**** Entries provided

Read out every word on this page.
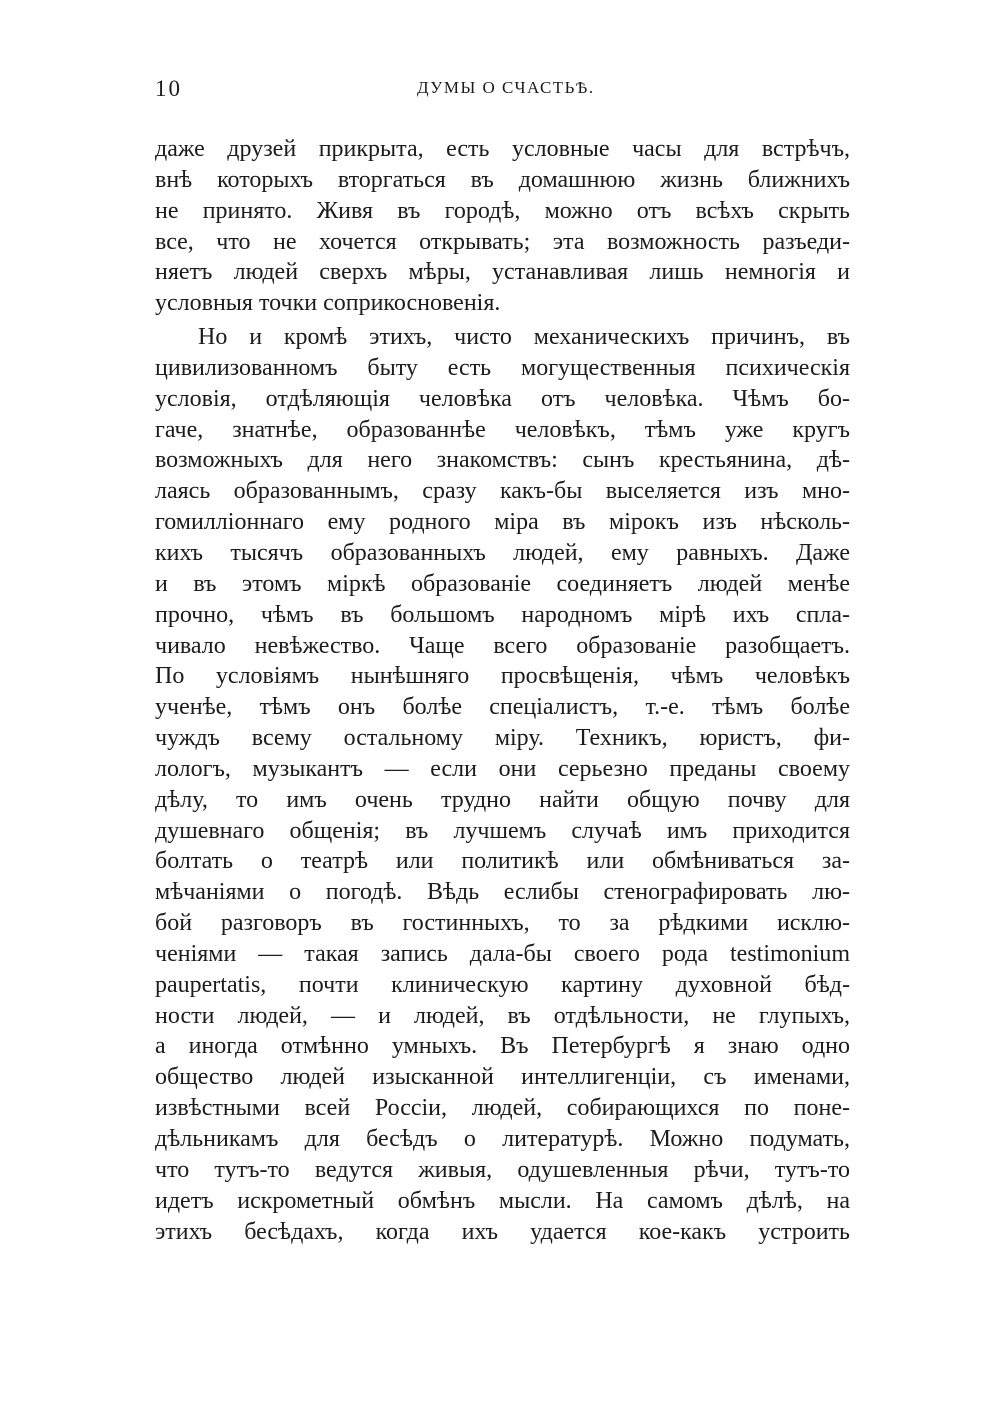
10	ДУМЫ О СЧАСТЬѢ.
даже друзей прикрыта, есть условные часы для встрѣчъ,
внѣ которыхъ вторгаться въ домашнюю жизнь ближнихъ
не принято. Живя въ городѣ, можно отъ всѣхъ скрыть
все, что не хочется открывать; эта возможность разъеди-
няетъ людей сверхъ мѣры, устанавливая лишь немногія и
условныя точки соприкосновенія.
Но и кромѣ этихъ, чисто механическихъ причинъ, въ
цивилизованномъ быту есть могущественныя психическія
условія, отдѣляющія человѣка отъ человѣка. Чѣмъ бо-
гаче, знатнѣе, образованнѣе человѣкъ, тѣмъ уже кругъ
возможныхъ для него знакомствъ: сынъ крестьянина, дѣ-
лаясь образованнымъ, сразу какъ-бы выселяется изъ мно-
гомилліоннаго ему родного міра въ мірокъ изъ нѣсколь-
кихъ тысячъ образованныхъ людей, ему равныхъ. Даже
и въ этомъ міркѣ образованіе соединяетъ людей менѣе
прочно, чѣмъ въ большомъ народномъ мірѣ ихъ спла-
чивало невѣжество. Чаще всего образованіе разобщаетъ.
По условіямъ нынѣшняго просвѣщенія, чѣмъ человѣкъ
ученѣе, тѣмъ онъ болѣе спеціалистъ, т.-е. тѣмъ болѣе
чуждъ всему остальному міру. Техникъ, юристъ, фи-
лологъ, музыкантъ — если они серьезно преданы своему
дѣлу, то имъ очень трудно найти общую почву для
душевнаго общенія; въ лучшемъ случаѣ имъ приходится
болтать о театрѣ или политикѣ или обмѣниваться за-
мѣчаніями о погодѣ. Вѣдь еслибы стенографировать лю-
бой разговоръ въ гостинныхъ, то за рѣдкими исклю-
ченіями — такая запись далa-бы своего рода testimonium
paupertatis, почти клиническую картину духовной бѣд-
ности людей, — и людей, въ отдѣльности, не глупыхъ,
а иногда отмѣнно умныхъ. Въ Петербургѣ я знаю одно
общество людей изысканной интеллигенціи, съ именами,
извѣстными всей Россіи, людей, собирающихся по поне-
дѣльникамъ для бесѣдъ о литературѣ. Можно подумать,
что тутъ-то ведутся живыя, одушевленныя рѣчи, тутъ-то
идетъ искрометный обмѣнъ мысли. На самомъ дѣлѣ, на
этихъ бесѣдахъ, когда ихъ удается кое-какъ устроить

********

_Directive_.
Reproduce every line of the listing above in which the string "образованіе" appears.

_Task result_.
и въ этомъ міркѣ образованіе соединяетъ людей менѣе
чивало невѣжество. Чаще всего образованіе разобщаетъ.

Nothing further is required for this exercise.